* **Given problem**: Write out the entire listing below exactly, with the pictures left out.

——

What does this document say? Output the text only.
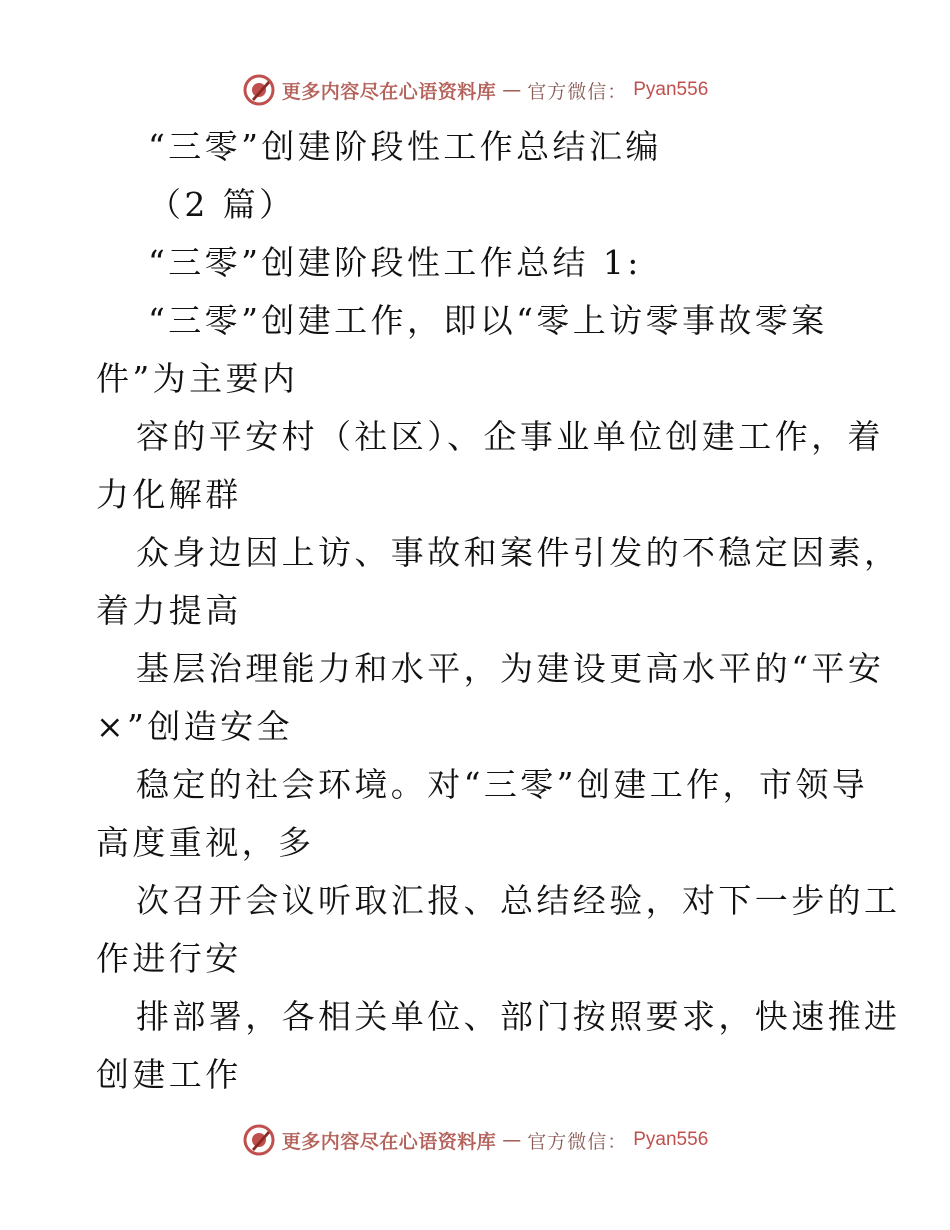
更多内容尽在心语资料库 — 官方微信： Pyan556
“三零”创建阶段性工作总结汇编
（2 篇）
“三零”创建阶段性工作总结 1:
“三零”创建工作，即以“零上访零事故零案
件”为主要内
容的平安村（社区）、企事业单位创建工作，着
力化解群
众身边因上访、事故和案件引发的不稳定因素，
着力提高
基层治理能力和水平，为建设更高水平的“平安
×”创造安全
稳定的社会环境。对“三零”创建工作，市领导
高度重视，多
次召开会议听取汇报、总结经验，对下一步的工
作进行安
排部署，各相关单位、部门按照要求，快速推进
创建工作
更多内容尽在心语资料库 — 官方微信： Pyan556
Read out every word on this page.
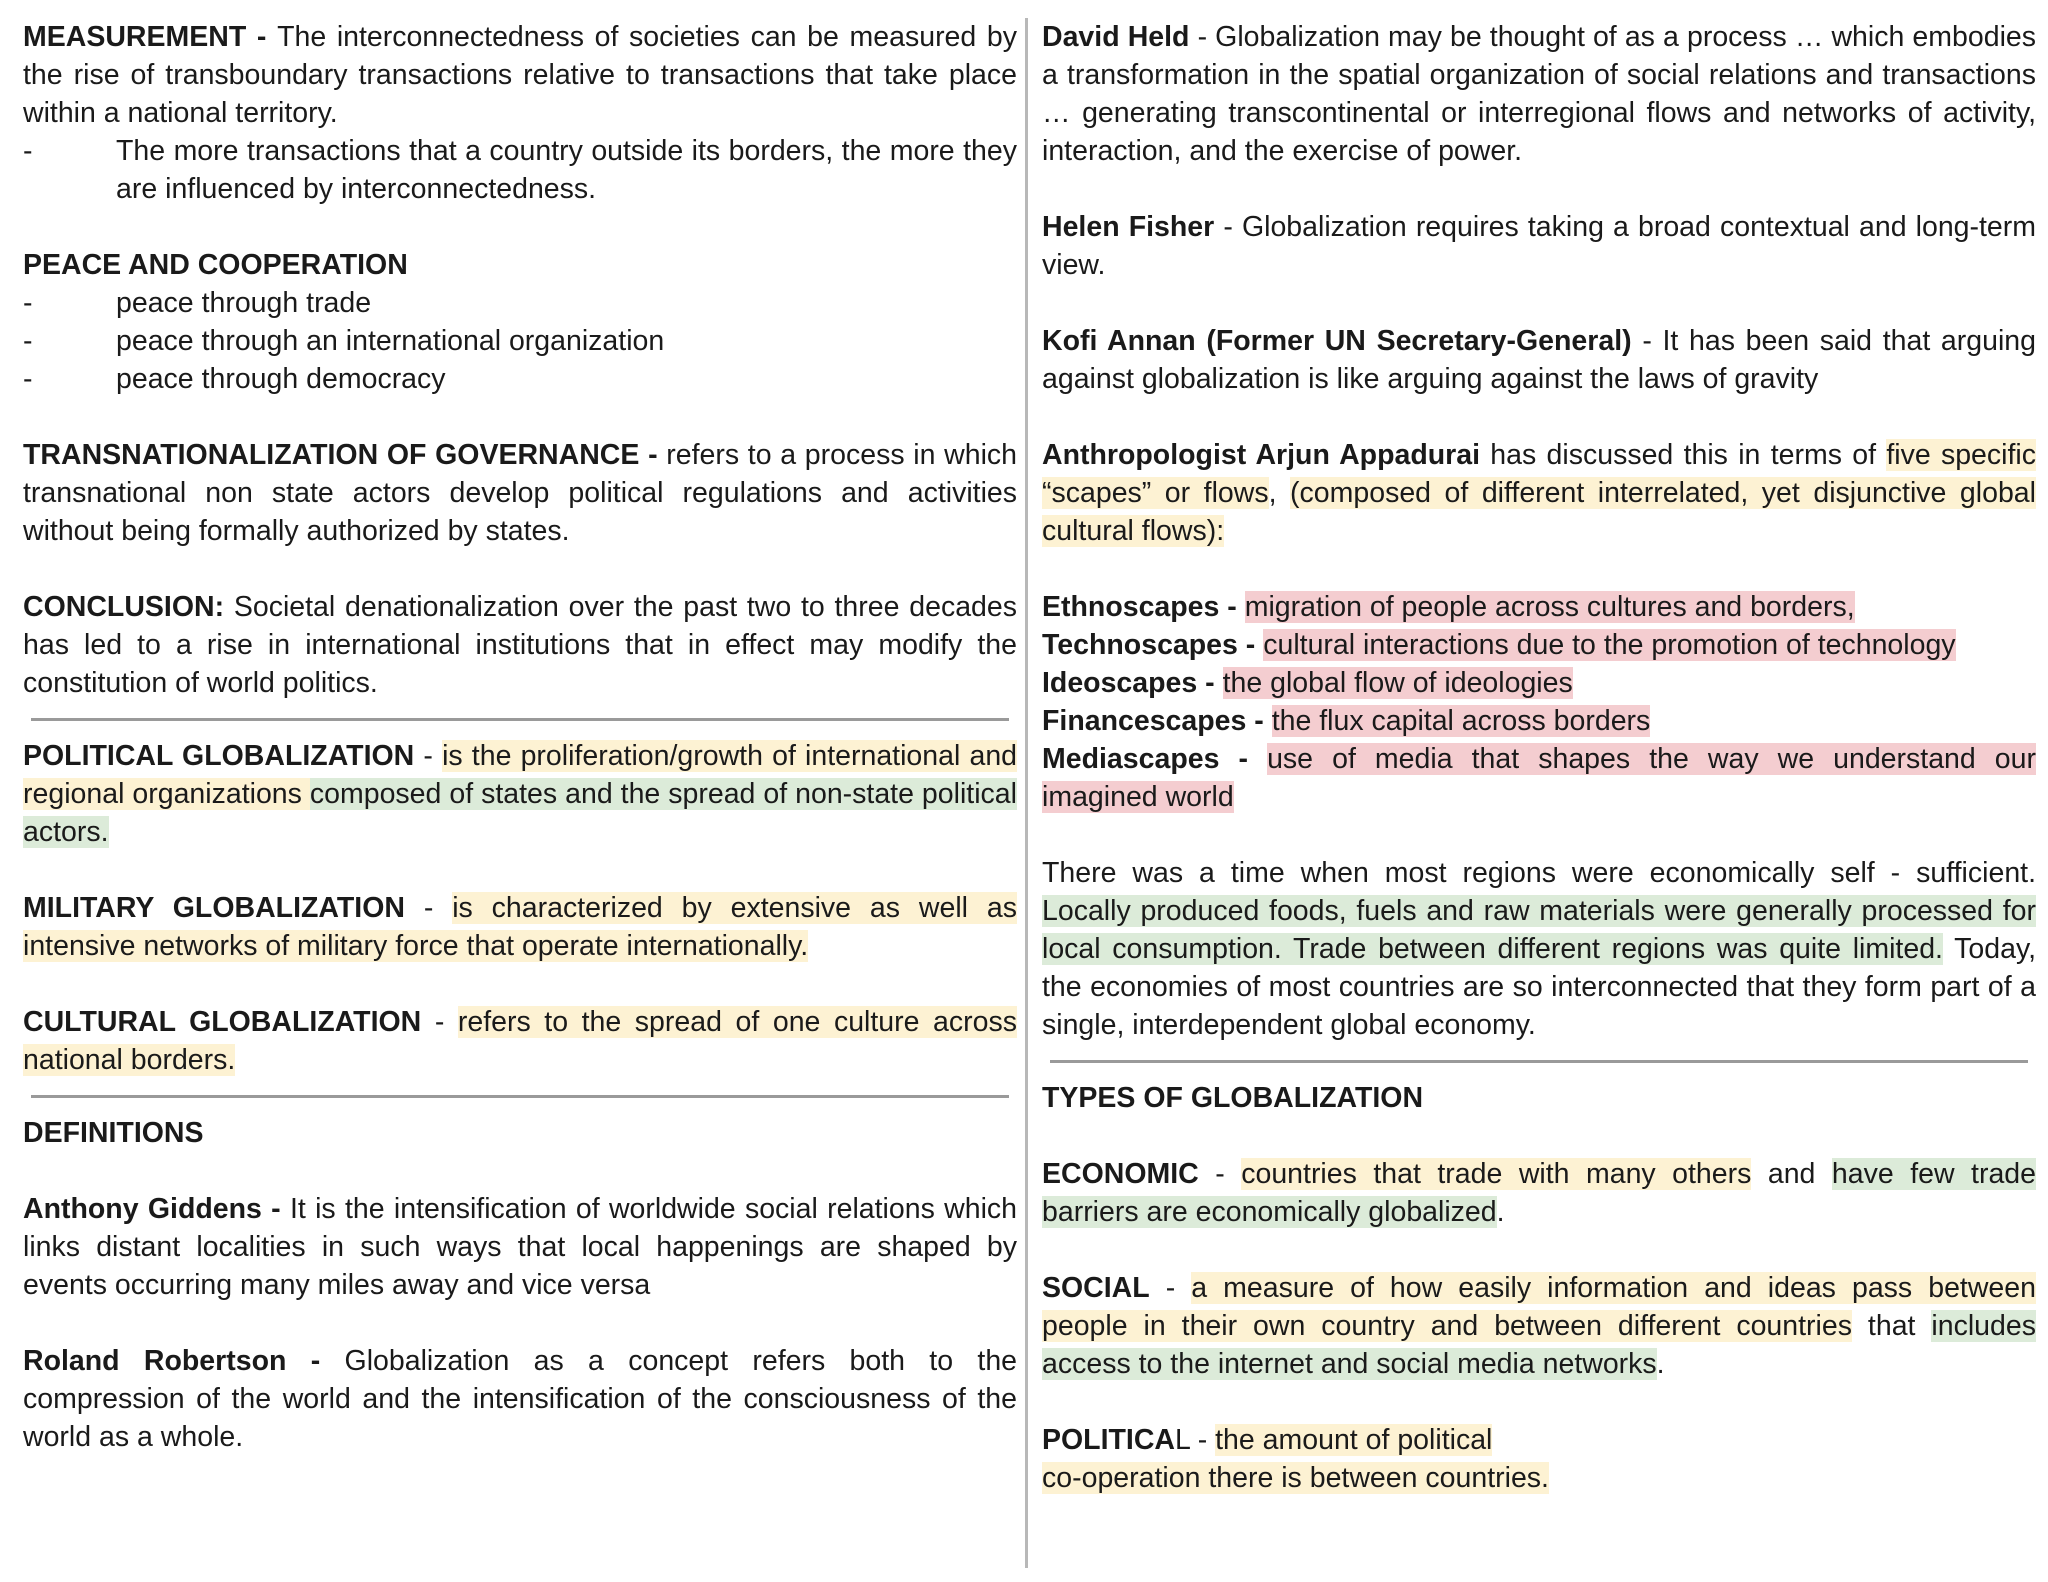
MEASUREMENT - The interconnectedness of societies can be measured by the rise of transboundary transactions relative to transactions that take place within a national territory.

-	The more transactions that a country outside its borders, the more they are influenced by interconnectedness.

PEACE AND COOPERATION

-	peace through trade
-	peace through an international organization
-	peace through democracy

TRANSNATIONALIZATION OF GOVERNANCE - refers to a process in which transnational non state actors develop political regulations and activities without being formally authorized by states.

CONCLUSION: Societal denationalization over the past two to three decades has led to a rise in international institutions that in effect may modify the constitution of world politics.

POLITICAL GLOBALIZATION - is the proliferation/growth of international and regional organizations composed of states and the spread of non-state political actors.

MILITARY GLOBALIZATION - is characterized by extensive as well as intensive networks of military force that operate internationally.

CULTURAL GLOBALIZATION - refers to the spread of one culture across national borders.

DEFINITIONS

Anthony Giddens - It is the intensification of worldwide social relations which links distant localities in such ways that local happenings are shaped by events occurring many miles away and vice versa

Roland Robertson - Globalization as a concept refers both to the compression of the world and the intensification of the consciousness of the world as a whole.

David Held - Globalization may be thought of as a process … which embodies a transformation in the spatial organization of social relations and transactions … generating transcontinental or interregional flows and networks of activity, interaction, and the exercise of power.

Helen Fisher - Globalization requires taking a broad contextual and long-term view.

Kofi Annan (Former UN Secretary-General) - It has been said that arguing against globalization is like arguing against the laws of gravity

Anthropologist Arjun Appadurai has discussed this in terms of five specific “scapes” or flows, (composed of different interrelated, yet disjunctive global cultural flows):

Ethnoscapes - migration of people across cultures and borders,

Technoscapes - cultural interactions due to the promotion of technology

Ideoscapes - the global flow of ideologies

Financescapes - the flux capital across borders

Mediascapes - use of media that shapes the way we understand our imagined world

There was a time when most regions were economically self - sufficient. Locally produced foods, fuels and raw materials were generally processed for local consumption. Trade between different regions was quite limited. Today, the economies of most countries are so interconnected that they form part of a single, interdependent global economy.

TYPES OF GLOBALIZATION

ECONOMIC - countries that trade with many others and have few trade barriers are economically globalized.

SOCIAL - a measure of how easily information and ideas pass between people in their own country and between different countries that includes access to the internet and social media networks.

POLITICAL - the amount of political
co-operation there is between countries.
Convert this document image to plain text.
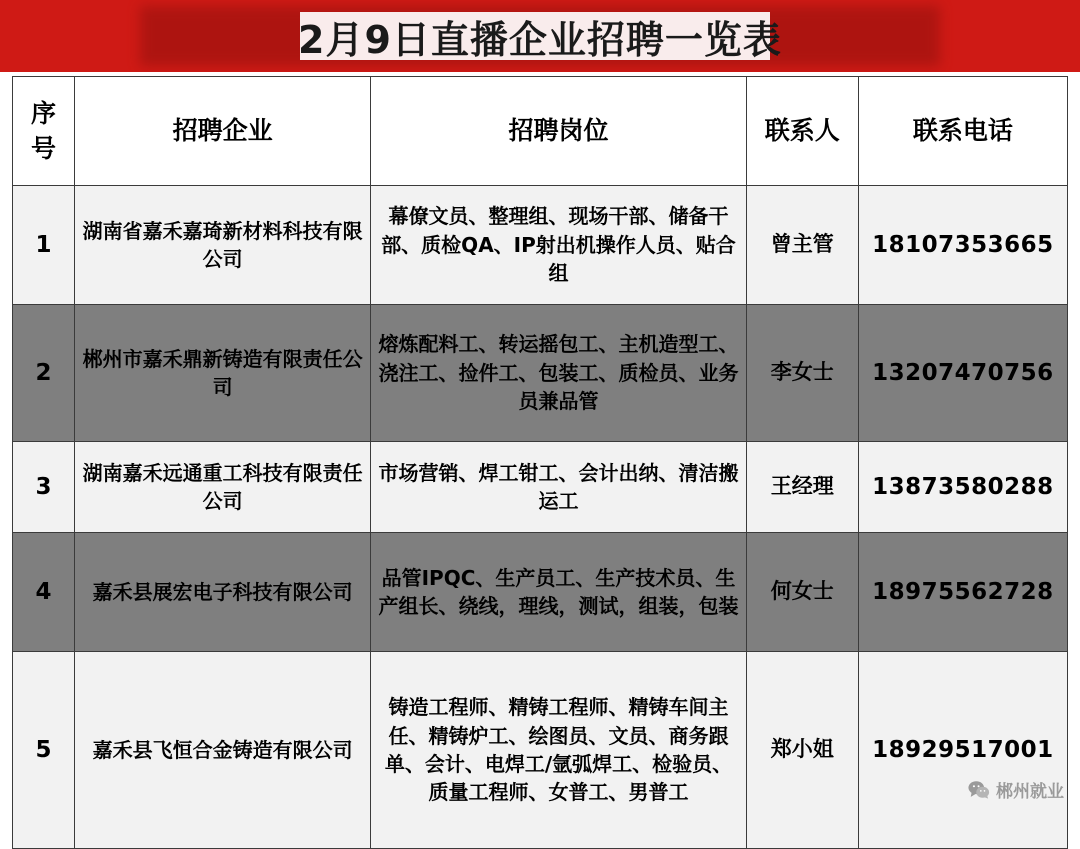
2月9日直播企业招聘一览表
序号	招聘企业	招聘岗位	联系人	联系电话
1	湖南省嘉禾嘉琦新材料科技有限公司	幕僚文员、整理组、现场干部、储备干部、质检QA、IP射出机操作人员、贴合组	曾主管	18107353665
2	郴州市嘉禾鼎新铸造有限责任公司	熔炼配料工、转运摇包工、主机造型工、浇注工、捡件工、包装工、质检员、业务员兼品管	李女士	13207470756
3	湖南嘉禾远通重工科技有限责任公司	市场营销、焊工钳工、会计出纳、清洁搬运工	王经理	13873580288
4	嘉禾县展宏电子科技有限公司	品管IPQC、生产员工、生产技术员、生产组长、绕线，理线，测试，组装，包装	何女士	18975562728
5	嘉禾县飞恒合金铸造有限公司	铸造工程师、精铸工程师、精铸车间主任、精铸炉工、绘图员、文员、商务跟单、会计、电焊工/氩弧焊工、检验员、质量工程师、女普工、男普工	郑小姐	18929517001
郴州就业
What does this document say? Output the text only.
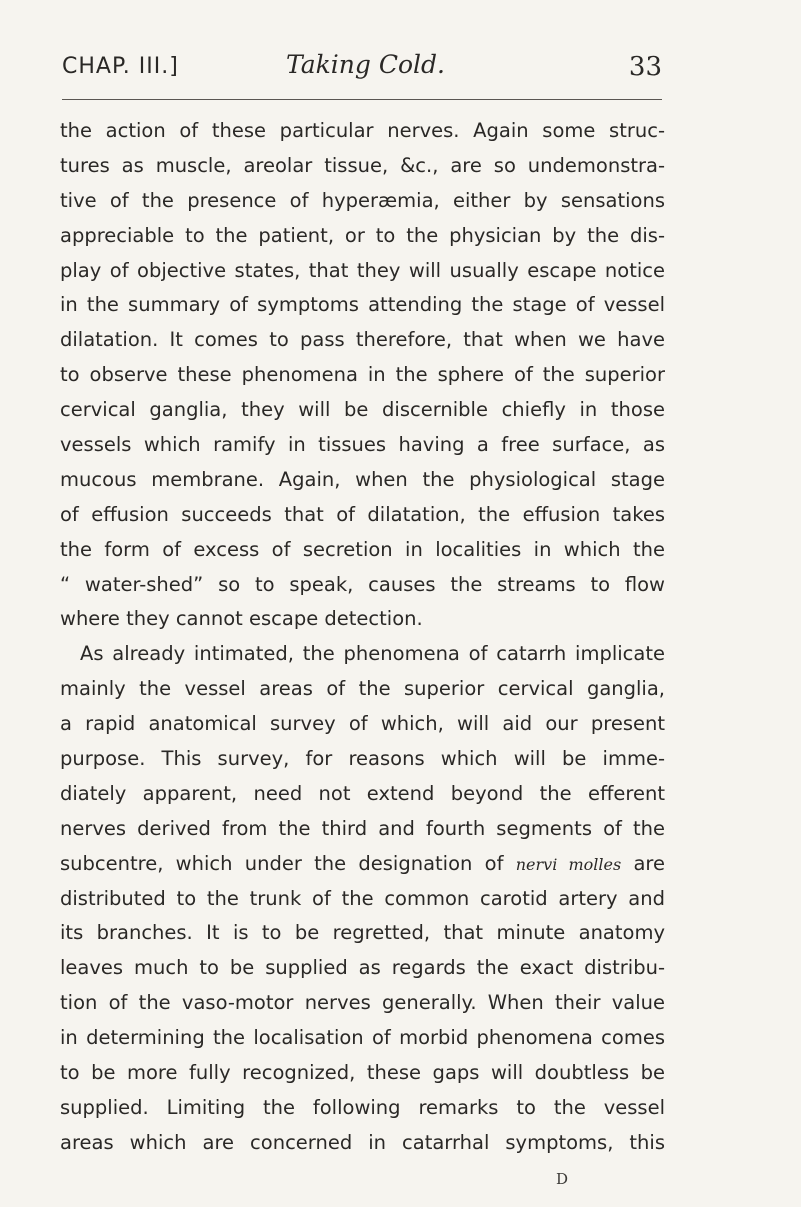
CHAP. III.]	Taking Cold.	33
the action of these particular nerves. Again some struc-
tures as muscle, areolar tissue, &c., are so undemonstra-
tive of the presence of hyperæmia, either by sensations
appreciable to the patient, or to the physician by the dis-
play of objective states, that they will usually escape notice
in the summary of symptoms attending the stage of vessel
dilatation. It comes to pass therefore, that when we have
to observe these phenomena in the sphere of the superior
cervical ganglia, they will be discernible chiefly in those
vessels which ramify in tissues having a free surface, as
mucous membrane. Again, when the physiological stage
of effusion succeeds that of dilatation, the effusion takes
the form of excess of secretion in localities in which the
“ water-shed” so to speak, causes the streams to flow
where they cannot escape detection.
As already intimated, the phenomena of catarrh implicate
mainly the vessel areas of the superior cervical ganglia,
a rapid anatomical survey of which, will aid our present
purpose. This survey, for reasons which will be imme-
diately apparent, need not extend beyond the efferent
nerves derived from the third and fourth segments of the
subcentre, which under the designation of nervi molles are
distributed to the trunk of the common carotid artery and
its branches. It is to be regretted, that minute anatomy
leaves much to be supplied as regards the exact distribu-
tion of the vaso-motor nerves generally. When their value
in determining the localisation of morbid phenomena comes
to be more fully recognized, these gaps will doubtless be
supplied. Limiting the following remarks to the vessel
areas which are concerned in catarrhal symptoms, this
D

——

* **The result**:
What does this document say? Output the text only.
更多内容尽在心语资料库 — 官方微信： Pyan556
“三零”创建阶段性工作总结汇编
（2 篇）
“三零”创建阶段性工作总结 1:
“三零”创建工作，即以“零上访零事故零案
件”为主要内
容的平安村（社区）、企事业单位创建工作，着
力化解群
众身边因上访、事故和案件引发的不稳定因素，
着力提高
基层治理能力和水平，为建设更高水平的“平安
×”创造安全
稳定的社会环境。对“三零”创建工作，市领导
高度重视，多
次召开会议听取汇报、总结经验，对下一步的工
作进行安
排部署，各相关单位、部门按照要求，快速推进
创建工作
更多内容尽在心语资料库 — 官方微信： Pyan556
Read out every word on this page.
MEASUREMENT - The interconnectedness of societies can be measured by the rise of transboundary transactions relative to transactions that take place within a national territory.

-	The more transactions that a country outside its borders, the more they are influenced by interconnectedness.

PEACE AND COOPERATION

-	peace through trade
-	peace through an international organization
-	peace through democracy

TRANSNATIONALIZATION OF GOVERNANCE - refers to a process in which transnational non state actors develop political regulations and activities without being formally authorized by states.

CONCLUSION: Societal denationalization over the past two to three decades has led to a rise in international institutions that in effect may modify the constitution of world politics.

POLITICAL GLOBALIZATION - is the proliferation/growth of international and regional organizations composed of states and the spread of non-state political actors.

MILITARY GLOBALIZATION - is characterized by extensive as well as intensive networks of military force that operate internationally.

CULTURAL GLOBALIZATION - refers to the spread of one culture across national borders.

DEFINITIONS

Anthony Giddens - It is the intensification of worldwide social relations which links distant localities in such ways that local happenings are shaped by events occurring many miles away and vice versa

Roland Robertson - Globalization as a concept refers both to the compression of the world and the intensification of the consciousness of the world as a whole.

David Held - Globalization may be thought of as a process … which embodies a transformation in the spatial organization of social relations and transactions … generating transcontinental or interregional flows and networks of activity, interaction, and the exercise of power.

Helen Fisher - Globalization requires taking a broad contextual and long-term view.

Kofi Annan (Former UN Secretary-General) - It has been said that arguing against globalization is like arguing against the laws of gravity

Anthropologist Arjun Appadurai has discussed this in terms of five specific “scapes” or flows, (composed of different interrelated, yet disjunctive global cultural flows):

Ethnoscapes - migration of people across cultures and borders,

Technoscapes - cultural interactions due to the promotion of technology

Ideoscapes - the global flow of ideologies

Financescapes - the flux capital across borders

Mediascapes - use of media that shapes the way we understand our imagined world

There was a time when most regions were economically self - sufficient. Locally produced foods, fuels and raw materials were generally processed for local consumption. Trade between different regions was quite limited. Today, the economies of most countries are so interconnected that they form part of a single, interdependent global economy.

TYPES OF GLOBALIZATION

ECONOMIC - countries that trade with many others and have few trade barriers are economically globalized.

SOCIAL - a measure of how easily information and ideas pass between people in their own country and between different countries that includes access to the internet and social media networks.

POLITICAL - the amount of political
co-operation there is between countries.
Convert this document image to plain text.
2月9日直播企业招聘一览表
序号	招聘企业	招聘岗位	联系人	联系电话
1	湖南省嘉禾嘉琦新材料科技有限公司	幕僚文员、整理组、现场干部、储备干部、质检QA、IP射出机操作人员、贴合组	曾主管	18107353665
2	郴州市嘉禾鼎新铸造有限责任公司	熔炼配料工、转运摇包工、主机造型工、浇注工、捡件工、包装工、质检员、业务员兼品管	李女士	13207470756
3	湖南嘉禾远通重工科技有限责任公司	市场营销、焊工钳工、会计出纳、清洁搬运工	王经理	13873580288
4	嘉禾县展宏电子科技有限公司	品管IPQC、生产员工、生产技术员、生产组长、绕线，理线，测试，组装，包装	何女士	18975562728
5	嘉禾县飞恒合金铸造有限公司	铸造工程师、精铸工程师、精铸车间主任、精铸炉工、绘图员、文员、商务跟单、会计、电焊工/氩弧焊工、检验员、质量工程师、女普工、男普工	郑小姐	18929517001
郴州就业
What does this document say? Output the text only.
CHAP. III.]	Taking Cold.	33
the action of these particular nerves. Again some struc-
tures as muscle, areolar tissue, &c., are so undemonstra-
tive of the presence of hyperæmia, either by sensations
appreciable to the patient, or to the physician by the dis-
play of objective states, that they will usually escape notice
in the summary of symptoms attending the stage of vessel
dilatation. It comes to pass therefore, that when we have
to observe these phenomena in the sphere of the superior
cervical ganglia, they will be discernible chiefly in those
vessels which ramify in tissues having a free surface, as
mucous membrane. Again, when the physiological stage
of effusion succeeds that of dilatation, the effusion takes
the form of excess of secretion in localities in which the
“ water-shed” so to speak, causes the streams to flow
where they cannot escape detection.
As already intimated, the phenomena of catarrh implicate
mainly the vessel areas of the superior cervical ganglia,
a rapid anatomical survey of which, will aid our present
purpose. This survey, for reasons which will be imme-
diately apparent, need not extend beyond the efferent
nerves derived from the third and fourth segments of the
subcentre, which under the designation of nervi molles are
distributed to the trunk of the common carotid artery and
its branches. It is to be regretted, that minute anatomy
leaves much to be supplied as regards the exact distribu-
tion of the vaso-motor nerves generally. When their value
in determining the localisation of morbid phenomena comes
to be more fully recognized, these gaps will doubtless be
supplied. Limiting the following remarks to the vessel
areas which are concerned in catarrhal symptoms, this
D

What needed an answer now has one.